Pick out all lines of the entries that include the word "einer" and copy them.
───── INFORMATION SHOWN
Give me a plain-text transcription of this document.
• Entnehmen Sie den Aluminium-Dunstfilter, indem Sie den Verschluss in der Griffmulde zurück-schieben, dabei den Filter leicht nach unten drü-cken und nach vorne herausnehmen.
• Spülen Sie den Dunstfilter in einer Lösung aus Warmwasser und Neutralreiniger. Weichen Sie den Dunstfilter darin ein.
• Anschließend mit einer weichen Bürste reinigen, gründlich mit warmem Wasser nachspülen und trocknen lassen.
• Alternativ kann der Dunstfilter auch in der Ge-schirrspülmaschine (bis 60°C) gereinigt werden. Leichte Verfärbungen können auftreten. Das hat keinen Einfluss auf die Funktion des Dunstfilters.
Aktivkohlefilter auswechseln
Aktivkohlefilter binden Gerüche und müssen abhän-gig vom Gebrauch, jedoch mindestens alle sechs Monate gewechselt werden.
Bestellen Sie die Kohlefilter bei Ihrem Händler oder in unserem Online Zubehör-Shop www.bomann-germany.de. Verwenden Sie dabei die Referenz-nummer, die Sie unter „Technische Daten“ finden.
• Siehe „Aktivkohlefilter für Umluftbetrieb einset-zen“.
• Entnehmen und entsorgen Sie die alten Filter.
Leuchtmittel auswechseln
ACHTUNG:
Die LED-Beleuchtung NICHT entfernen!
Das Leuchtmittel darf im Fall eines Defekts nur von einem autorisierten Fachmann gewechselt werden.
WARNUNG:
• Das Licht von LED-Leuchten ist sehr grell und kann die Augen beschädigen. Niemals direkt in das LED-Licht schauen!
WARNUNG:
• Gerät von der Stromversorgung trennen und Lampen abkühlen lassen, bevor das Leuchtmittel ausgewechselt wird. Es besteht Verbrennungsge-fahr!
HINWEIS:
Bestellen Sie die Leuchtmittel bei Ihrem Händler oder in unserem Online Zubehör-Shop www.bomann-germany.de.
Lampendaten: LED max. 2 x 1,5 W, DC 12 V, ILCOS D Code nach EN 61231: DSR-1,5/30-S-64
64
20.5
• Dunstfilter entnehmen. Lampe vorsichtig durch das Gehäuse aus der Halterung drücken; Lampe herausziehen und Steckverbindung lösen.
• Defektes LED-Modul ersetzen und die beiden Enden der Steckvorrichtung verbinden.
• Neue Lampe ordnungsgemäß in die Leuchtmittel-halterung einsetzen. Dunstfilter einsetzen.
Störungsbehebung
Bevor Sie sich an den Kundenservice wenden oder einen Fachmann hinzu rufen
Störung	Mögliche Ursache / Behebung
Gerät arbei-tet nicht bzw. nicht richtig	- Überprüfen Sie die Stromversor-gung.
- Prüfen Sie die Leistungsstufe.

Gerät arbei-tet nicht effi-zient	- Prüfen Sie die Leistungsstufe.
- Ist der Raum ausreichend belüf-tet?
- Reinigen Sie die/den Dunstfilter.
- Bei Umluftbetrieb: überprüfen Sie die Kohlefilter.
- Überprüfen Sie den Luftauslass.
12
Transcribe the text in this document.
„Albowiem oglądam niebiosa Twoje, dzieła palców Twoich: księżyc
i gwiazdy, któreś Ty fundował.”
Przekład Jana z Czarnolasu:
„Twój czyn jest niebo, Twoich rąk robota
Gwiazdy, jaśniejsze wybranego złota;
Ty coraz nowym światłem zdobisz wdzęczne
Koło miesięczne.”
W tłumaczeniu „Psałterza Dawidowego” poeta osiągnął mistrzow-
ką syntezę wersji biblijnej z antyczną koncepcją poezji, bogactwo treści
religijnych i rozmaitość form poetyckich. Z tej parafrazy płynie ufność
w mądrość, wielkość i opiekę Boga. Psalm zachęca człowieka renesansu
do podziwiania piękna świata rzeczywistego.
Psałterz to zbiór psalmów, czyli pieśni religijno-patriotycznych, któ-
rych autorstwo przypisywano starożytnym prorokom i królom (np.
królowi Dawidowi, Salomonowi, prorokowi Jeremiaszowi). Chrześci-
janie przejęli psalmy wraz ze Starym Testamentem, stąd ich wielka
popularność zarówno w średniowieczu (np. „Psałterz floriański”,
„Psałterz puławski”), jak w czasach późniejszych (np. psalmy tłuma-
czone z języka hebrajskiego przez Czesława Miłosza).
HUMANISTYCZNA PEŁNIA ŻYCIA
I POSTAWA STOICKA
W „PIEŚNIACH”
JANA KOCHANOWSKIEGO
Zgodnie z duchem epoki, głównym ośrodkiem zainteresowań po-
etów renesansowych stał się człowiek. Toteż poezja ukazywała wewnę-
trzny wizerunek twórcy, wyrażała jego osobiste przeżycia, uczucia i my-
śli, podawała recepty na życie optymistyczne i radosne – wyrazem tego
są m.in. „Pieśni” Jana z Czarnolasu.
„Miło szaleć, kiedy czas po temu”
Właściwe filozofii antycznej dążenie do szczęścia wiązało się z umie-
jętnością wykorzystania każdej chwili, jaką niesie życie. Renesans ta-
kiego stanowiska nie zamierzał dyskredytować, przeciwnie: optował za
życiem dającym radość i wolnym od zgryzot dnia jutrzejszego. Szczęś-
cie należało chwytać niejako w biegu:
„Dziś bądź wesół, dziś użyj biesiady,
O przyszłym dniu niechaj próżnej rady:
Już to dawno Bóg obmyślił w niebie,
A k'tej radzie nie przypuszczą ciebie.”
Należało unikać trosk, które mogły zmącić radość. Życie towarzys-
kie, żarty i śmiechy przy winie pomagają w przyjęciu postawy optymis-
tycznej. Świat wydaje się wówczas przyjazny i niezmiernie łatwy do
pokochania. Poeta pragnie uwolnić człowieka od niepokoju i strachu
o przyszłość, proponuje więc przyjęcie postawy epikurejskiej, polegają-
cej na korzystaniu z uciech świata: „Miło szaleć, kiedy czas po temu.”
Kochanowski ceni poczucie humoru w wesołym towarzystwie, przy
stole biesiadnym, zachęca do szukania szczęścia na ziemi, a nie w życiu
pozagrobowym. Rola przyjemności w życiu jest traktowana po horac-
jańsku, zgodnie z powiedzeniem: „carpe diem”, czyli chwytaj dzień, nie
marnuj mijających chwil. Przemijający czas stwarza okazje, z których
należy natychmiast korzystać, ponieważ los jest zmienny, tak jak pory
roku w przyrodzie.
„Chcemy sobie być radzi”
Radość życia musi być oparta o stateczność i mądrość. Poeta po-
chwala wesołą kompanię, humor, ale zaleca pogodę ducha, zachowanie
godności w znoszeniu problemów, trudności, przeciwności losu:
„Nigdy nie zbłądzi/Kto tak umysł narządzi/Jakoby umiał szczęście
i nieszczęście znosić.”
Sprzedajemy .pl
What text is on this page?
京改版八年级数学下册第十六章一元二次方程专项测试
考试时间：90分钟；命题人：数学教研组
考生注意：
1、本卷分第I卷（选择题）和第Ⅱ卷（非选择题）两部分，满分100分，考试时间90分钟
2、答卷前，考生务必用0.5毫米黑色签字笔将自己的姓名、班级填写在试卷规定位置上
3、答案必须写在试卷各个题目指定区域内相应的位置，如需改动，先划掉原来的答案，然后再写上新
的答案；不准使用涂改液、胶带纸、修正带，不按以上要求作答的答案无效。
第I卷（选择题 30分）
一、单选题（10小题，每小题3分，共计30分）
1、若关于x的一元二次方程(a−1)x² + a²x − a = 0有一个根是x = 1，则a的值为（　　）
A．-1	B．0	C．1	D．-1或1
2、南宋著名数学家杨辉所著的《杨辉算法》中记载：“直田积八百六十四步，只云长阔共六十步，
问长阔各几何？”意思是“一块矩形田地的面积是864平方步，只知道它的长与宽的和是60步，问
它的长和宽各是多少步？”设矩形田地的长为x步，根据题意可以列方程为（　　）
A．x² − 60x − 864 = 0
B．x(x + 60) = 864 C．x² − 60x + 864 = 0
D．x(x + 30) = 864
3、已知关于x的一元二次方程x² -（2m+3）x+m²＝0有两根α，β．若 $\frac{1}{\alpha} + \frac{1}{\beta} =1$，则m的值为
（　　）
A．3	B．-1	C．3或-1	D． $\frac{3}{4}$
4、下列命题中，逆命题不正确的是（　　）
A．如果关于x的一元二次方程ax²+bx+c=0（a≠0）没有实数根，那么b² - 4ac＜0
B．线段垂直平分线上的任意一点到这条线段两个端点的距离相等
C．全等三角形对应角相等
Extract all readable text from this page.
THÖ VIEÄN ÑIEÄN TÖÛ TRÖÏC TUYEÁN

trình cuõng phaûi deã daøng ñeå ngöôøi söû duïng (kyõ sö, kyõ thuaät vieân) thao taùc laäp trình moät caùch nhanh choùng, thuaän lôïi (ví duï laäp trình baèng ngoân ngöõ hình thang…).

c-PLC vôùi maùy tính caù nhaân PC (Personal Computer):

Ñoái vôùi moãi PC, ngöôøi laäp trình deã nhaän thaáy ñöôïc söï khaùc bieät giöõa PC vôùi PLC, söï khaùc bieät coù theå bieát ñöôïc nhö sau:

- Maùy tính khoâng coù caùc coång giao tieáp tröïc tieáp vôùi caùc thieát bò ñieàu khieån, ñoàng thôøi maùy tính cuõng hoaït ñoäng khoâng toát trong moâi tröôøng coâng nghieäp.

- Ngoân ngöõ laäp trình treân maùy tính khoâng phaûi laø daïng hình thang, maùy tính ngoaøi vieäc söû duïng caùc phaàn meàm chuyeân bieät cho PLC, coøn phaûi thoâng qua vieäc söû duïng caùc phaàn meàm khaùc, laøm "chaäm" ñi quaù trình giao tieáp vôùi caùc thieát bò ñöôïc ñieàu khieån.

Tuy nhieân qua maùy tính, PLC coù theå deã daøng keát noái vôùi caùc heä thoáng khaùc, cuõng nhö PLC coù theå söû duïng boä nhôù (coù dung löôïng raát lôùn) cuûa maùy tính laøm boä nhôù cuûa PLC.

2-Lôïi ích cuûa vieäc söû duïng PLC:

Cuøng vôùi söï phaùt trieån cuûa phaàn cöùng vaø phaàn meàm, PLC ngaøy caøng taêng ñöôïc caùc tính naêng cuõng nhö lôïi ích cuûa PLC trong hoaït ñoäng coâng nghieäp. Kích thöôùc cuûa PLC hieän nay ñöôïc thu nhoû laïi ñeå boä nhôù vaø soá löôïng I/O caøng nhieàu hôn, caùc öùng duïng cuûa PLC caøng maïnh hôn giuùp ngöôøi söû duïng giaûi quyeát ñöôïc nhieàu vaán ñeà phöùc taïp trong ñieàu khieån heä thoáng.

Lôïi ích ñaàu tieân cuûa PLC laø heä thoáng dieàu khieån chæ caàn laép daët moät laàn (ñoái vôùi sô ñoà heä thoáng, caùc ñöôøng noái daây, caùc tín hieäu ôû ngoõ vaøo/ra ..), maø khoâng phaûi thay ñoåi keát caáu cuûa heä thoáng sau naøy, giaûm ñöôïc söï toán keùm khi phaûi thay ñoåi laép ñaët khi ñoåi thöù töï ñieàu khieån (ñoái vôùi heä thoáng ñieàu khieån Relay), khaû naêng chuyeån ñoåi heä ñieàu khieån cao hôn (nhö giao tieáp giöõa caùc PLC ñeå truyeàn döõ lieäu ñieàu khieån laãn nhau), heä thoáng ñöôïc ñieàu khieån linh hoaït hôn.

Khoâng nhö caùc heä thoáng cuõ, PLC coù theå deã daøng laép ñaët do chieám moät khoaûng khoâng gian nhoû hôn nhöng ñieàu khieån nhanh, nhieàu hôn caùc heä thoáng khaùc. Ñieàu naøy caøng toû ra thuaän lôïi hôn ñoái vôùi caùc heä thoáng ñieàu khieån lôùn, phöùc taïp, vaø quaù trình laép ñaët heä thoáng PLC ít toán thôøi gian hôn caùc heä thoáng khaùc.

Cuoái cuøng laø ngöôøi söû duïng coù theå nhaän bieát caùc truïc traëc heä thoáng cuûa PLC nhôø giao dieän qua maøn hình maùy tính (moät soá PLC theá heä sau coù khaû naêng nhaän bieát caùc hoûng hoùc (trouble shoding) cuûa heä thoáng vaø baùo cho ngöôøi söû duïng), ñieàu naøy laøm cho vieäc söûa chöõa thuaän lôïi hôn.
──────────
EXERCISE RESULT ▸
• Spülen Sie den Dunstfilter in einer Lösung aus Warmwasser und Neutralreiniger. Weichen Sie den Dunstfilter darin ein.
• Anschließend mit einer weichen Bürste reinigen, gründlich mit warmem Wasser nachspülen und trocknen lassen.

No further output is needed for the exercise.